EXERCISE 1:
Answer these from the vacuum tube overview:
(a) In what year does the text say the incandescent lamp was invented?
(b) What filament material did Edison finally find would last?
(c) What name does the text give the second element placed within the vacuum?
EXERCISE 2: In the vacuum tube overview, rewrite the passage that begins at the words "### Vacuum Tubes: A" and stops after "and/or ceramic envelopes.", changing "glass" to "quartz".
EXERCISE 3: Continue the vacuum tube overview from its last sentence.

### Vacuum Tubes: A Historical (Hysterical ?) Overview

The vacuum tube, in its very primitive form, evolved from the light bulb. Invented by Thomas A Edison in 1883, the incandescent lamp, had 3 basic necessities to operate:
(refer to fig. 1.1)

The Envelope
The Filament
The Vacuum

figure 1.1

The envelope is basically a sealed container, a box or jar so to speak, which completely surrounds (envelopes) whatever is inside. The first envelopes were made of glass, however, there was no written law that they must be made of glass. In fact, many modern tubes have metal and/or ceramic envelopes.

The filament, otherwise known as the heater, was the basis of the light bulb. The idea was that if a high enough electrical current flows through a coil of wire, it generates light (and heat). Edison's object, was to create a thin enough piece of wire, that even a very low current could generate a great amount of light. The problem was that he kept burning up the filaments. They would work for a matter of seconds, then die out. He experimented with many different filament materials. Finally he found a metal material that would last - tungsten. Most modern filaments are made up of a thoriated tungsten material.

The vacuum was added along the way, as an attempt to keep the filament from burning out. It was logical, that in order for fire to exist, you must have oxygen. Edison assumed that if all the oxygen were removed from the envelope, by creating a vacuum, the filaments would stop burning up. It helped, but was not the total solution to the problem.

He did find, however, that if a filament were energized within a vacuum, that after time, a "shadow" would be left on the inside of the glass, which resembled the shape of the filament. He surmised from this, that within a vacuum, particles (we now call them electrons) were emitted around the wire, forming a cloud, or SPACE CHARGE.
(refer to fig. 1.2).

This effect became known as the EDISON EFFECT, which is the basic operating theory behind all vacuum tubes.
fig 1.2

During his experimentation on the electric light bulb, Edison found that many metallic substances will emit electrons when heated to incandescence. In a light bulb, these emitted electrons become waste, as they serve no useful purpose. The vacuum tube is, however designed to make use of these emitted electrons. Edison experimented by placing a second ELEMENT, or ELECTRODE within the vacuum along with the filament, but not touching it. He then connected an ammeter to the second element, and attatched the other lead of the ammeter to the positive terminal of the battery. He found that when doing this, current would flow through the ammeter. The second element is called the PLATE
(refer to fig. 1.3).
fig 1.3

The emitted cloud of electrons, bearing a negative charge, is attracted to the positively charged plate. It flows through the vacuum toward the plate and is collected upon its surface. This action was monitored and proven by use of the ammeter. But what happens if the plate is connected to the negative side of the battery? Edison discovered that when this is done, NO current flows through the ammeter. So electricity flows, within the vacuum, in one direction only - from Negative to Positive. This was in direct contradiction to Benjamin Franklin's conventional theory, that electricity, being a fluid (much like water), flowed from positive (a full glass) to negative (an empty glass).

SUPPLIED INFORMATION:
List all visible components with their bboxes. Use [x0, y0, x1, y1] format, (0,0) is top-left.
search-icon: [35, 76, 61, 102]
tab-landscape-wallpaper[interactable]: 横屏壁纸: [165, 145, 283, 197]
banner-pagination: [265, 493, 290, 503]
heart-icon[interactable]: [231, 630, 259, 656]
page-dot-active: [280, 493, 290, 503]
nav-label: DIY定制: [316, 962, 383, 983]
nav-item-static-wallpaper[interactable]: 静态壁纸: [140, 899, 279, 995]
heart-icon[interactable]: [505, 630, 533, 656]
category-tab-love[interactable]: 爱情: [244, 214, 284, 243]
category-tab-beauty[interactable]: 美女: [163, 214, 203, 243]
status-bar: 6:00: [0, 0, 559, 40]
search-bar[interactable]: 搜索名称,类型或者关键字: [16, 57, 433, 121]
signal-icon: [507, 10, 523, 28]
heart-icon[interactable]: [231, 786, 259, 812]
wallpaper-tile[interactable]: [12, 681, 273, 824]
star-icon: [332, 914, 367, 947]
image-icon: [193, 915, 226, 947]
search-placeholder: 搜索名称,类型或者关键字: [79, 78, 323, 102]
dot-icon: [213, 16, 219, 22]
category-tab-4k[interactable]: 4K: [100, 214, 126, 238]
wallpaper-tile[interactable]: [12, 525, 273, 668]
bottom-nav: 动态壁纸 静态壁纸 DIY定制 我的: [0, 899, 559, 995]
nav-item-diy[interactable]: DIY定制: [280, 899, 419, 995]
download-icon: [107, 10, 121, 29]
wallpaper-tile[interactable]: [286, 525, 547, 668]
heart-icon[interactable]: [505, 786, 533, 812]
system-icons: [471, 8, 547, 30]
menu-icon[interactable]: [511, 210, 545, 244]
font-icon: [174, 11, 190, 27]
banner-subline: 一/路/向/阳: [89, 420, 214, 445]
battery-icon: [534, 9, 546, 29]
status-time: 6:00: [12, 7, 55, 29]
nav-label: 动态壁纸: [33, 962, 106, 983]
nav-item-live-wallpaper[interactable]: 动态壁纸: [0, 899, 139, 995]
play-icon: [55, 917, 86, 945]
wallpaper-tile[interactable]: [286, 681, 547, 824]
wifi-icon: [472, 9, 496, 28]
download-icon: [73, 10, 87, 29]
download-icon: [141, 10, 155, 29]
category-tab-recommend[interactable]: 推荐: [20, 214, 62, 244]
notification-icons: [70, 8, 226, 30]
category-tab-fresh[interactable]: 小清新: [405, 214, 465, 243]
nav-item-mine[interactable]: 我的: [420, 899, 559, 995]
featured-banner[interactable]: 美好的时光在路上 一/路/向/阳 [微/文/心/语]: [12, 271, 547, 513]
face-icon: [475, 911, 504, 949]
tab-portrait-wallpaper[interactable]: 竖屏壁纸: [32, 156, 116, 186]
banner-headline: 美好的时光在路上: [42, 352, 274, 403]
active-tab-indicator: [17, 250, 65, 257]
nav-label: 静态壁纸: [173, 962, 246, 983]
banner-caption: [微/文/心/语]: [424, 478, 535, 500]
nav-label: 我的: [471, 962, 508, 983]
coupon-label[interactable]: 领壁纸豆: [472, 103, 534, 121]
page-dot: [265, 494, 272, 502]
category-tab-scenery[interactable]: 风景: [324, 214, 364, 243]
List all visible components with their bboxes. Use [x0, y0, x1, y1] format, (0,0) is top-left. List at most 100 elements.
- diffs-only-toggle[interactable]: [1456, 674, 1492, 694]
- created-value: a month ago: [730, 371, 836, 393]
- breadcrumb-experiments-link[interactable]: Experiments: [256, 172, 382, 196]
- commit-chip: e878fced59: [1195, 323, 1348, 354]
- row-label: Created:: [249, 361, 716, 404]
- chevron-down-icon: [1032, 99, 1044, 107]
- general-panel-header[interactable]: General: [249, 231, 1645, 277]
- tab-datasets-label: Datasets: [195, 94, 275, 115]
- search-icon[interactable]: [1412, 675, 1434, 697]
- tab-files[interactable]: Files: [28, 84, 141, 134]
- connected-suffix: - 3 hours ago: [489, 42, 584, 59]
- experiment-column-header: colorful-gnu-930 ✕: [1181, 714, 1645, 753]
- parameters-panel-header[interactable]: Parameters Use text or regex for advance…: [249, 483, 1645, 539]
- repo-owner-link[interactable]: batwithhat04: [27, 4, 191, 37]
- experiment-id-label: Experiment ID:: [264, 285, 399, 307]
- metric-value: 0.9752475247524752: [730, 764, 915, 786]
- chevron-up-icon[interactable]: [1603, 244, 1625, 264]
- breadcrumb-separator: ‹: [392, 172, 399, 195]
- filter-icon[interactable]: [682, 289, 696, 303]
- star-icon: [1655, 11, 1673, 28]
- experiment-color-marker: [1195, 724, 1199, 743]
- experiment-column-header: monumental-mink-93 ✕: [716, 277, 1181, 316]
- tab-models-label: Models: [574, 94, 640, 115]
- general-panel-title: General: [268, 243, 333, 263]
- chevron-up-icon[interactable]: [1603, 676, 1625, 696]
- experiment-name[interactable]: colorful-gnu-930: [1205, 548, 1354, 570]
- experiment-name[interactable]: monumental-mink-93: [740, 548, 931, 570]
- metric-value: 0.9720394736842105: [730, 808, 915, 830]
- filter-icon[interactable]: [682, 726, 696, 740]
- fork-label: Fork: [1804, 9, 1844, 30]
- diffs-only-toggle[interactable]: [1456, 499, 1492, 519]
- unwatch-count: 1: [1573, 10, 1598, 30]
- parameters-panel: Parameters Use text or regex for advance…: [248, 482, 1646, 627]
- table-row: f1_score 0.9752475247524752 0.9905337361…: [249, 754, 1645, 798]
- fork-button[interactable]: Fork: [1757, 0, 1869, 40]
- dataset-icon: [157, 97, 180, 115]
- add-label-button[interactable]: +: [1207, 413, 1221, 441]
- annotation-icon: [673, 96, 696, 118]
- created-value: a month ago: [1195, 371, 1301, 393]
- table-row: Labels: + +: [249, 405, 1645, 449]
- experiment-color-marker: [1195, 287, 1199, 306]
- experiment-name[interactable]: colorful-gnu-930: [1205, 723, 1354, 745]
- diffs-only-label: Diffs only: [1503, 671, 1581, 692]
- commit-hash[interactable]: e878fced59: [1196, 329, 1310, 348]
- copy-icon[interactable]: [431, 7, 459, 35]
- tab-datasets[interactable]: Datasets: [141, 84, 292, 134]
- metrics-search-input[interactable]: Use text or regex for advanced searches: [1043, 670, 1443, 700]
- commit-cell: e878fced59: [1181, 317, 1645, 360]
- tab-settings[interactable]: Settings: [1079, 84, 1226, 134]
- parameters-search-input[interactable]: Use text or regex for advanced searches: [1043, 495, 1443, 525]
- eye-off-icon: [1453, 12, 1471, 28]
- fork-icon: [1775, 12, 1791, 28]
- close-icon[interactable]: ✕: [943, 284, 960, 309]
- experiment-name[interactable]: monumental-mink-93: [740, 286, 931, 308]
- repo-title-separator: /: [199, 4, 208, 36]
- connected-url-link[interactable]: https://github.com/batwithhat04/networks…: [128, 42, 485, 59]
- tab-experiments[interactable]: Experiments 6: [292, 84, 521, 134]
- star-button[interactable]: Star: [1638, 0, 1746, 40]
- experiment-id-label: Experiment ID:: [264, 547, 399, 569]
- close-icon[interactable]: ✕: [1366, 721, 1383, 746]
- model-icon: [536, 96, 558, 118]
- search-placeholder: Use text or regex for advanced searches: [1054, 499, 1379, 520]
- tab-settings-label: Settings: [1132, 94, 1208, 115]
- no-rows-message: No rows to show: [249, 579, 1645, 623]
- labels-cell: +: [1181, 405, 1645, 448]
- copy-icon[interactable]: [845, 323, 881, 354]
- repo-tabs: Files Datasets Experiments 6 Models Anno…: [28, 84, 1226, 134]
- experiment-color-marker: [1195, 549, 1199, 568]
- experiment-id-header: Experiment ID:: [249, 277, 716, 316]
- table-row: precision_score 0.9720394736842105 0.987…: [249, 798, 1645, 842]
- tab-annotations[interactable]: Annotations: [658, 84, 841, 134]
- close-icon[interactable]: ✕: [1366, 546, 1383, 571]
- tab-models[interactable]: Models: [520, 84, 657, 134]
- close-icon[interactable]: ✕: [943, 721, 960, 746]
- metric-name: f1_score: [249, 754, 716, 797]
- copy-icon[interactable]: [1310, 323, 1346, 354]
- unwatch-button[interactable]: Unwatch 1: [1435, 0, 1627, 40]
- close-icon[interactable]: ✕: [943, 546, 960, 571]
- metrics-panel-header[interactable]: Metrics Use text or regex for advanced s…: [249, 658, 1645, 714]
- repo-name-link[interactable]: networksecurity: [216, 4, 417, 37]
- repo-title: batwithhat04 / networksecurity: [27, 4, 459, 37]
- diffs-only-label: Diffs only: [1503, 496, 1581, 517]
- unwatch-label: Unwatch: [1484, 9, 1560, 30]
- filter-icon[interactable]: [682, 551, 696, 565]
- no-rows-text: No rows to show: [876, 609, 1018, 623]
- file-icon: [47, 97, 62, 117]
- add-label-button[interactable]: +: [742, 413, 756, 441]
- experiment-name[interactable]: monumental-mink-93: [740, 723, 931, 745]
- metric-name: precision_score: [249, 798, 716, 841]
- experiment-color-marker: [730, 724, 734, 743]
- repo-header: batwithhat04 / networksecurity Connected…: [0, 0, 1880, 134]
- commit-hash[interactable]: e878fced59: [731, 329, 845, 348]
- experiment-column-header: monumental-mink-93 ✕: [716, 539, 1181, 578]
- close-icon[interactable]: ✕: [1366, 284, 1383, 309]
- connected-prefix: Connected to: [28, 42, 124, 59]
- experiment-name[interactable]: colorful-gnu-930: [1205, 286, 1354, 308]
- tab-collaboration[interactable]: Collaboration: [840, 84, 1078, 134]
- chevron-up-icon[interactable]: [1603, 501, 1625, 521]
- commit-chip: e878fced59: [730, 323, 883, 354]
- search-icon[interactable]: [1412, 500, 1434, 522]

FINAL ANSWER 1:
(a) 1883
(b) Tungsten
(c) The plate

FINAL ANSWER 2:
### Vacuum Tubes: A Historical (Hysterical ?) Overview

The vacuum tube, in its very primitive form, evolved from the light bulb. Invented by Thomas A Edison in 1883, the incandescent lamp, had 3 basic necessities to operate:
(refer to fig. 1.1)

The Envelope
The Filament
The Vacuum

figure 1.1

The envelope is basically a sealed container, a box or jar so to speak, which completely surrounds (envelopes) whatever is inside. The first envelopes were made of quartz, however, there was no written law that they must be made of quartz. In fact, many modern tubes have metal and/or ceramic envelopes.

FINAL ANSWER 3:
Edison further reasoned that since, with the polarity reversed, the negative particles of electricity didn't flow from the plate to the filament, that there must be some outside force causing the electrons to leave the filament. He discovered that while he was working with a heated filament, the plate was not heated. The heat of the filament caused the electrons to be "boiled" off, and freed from the solid matter of the filament into the surrounding vacuum. Once the electrons were freed from the confines of the solid matter, they could be attracted to any positively charged source within the vacuum.

This is known as THERMIONIC EMISSION, which is the process of the electrons being forced out of the solid metal via thermal agitation.

fig 1.3

This is the basic concept of the FLEMING VALVE invented by J. Ambrose Fleming in 1904. It was noted that since electricity flowed within a vacuum tube in one direction only - from the filament to the positively charged plate, it was as if there was a 'one way valve' placed in the circuit. By this method, a direct current (DC) charge, formerly only available by chemical production through a battery, could now be converted from an alternating current (AC) source. This outstanding development was called RECTIFICATION and the Fleming Valve was known as a DIODE (two element) RECTIFIER. It wouldn't be until 44 years later that the crew at Bell Labs would recreate this effect using semiconductor materials.

fig 1.4

The AUDION came about when Lee DeForest, In 1906, added a 3rd element between the two. This third element, a control grid, allowed one to electronically control the output of the tube based directly upon the input. Along with the ability to control the output, came the ability to AMPLIFY the output as well. A small signal could be injected at the input of the tube, resulting in a very large signal at the output of the tube. Electronics was about to take on a whole new role in life, as radio as we know it would now soon be born. The term AUDION was later replaced by the term TRIODE, as the tube has 3 elements within the vacuum.

Later improvements included the adding of 2 more elements, the supressor and accelerator grid, which allowed higher frequency operation, increased stability, and eliminated unwanted oscillation. The 4 element tube was called a TETRODE and the 5 element tube was called a PENTODE.

The biggest problem in tube design came when trying to reach higher power levels, at higher frequencies. The higher the frequency, the tighter the tolerances became.

In an effort to overcome this problem, the BEAM POWER TUBE was developed. This tube was special, in that it FOCUSED a BEAM of electrons, rather than simply creating a cloud of electrons boiled off the cathode.

The beam is focused by applying a sufficiently high negative potential to repel the electrons being boiled off the cathode. At the same time the highly positive plate is attracting the negatively charged electrons.

This focused beam of electrons places more energy directly on the plate, eliminating losses, and allowing for better heat distribution.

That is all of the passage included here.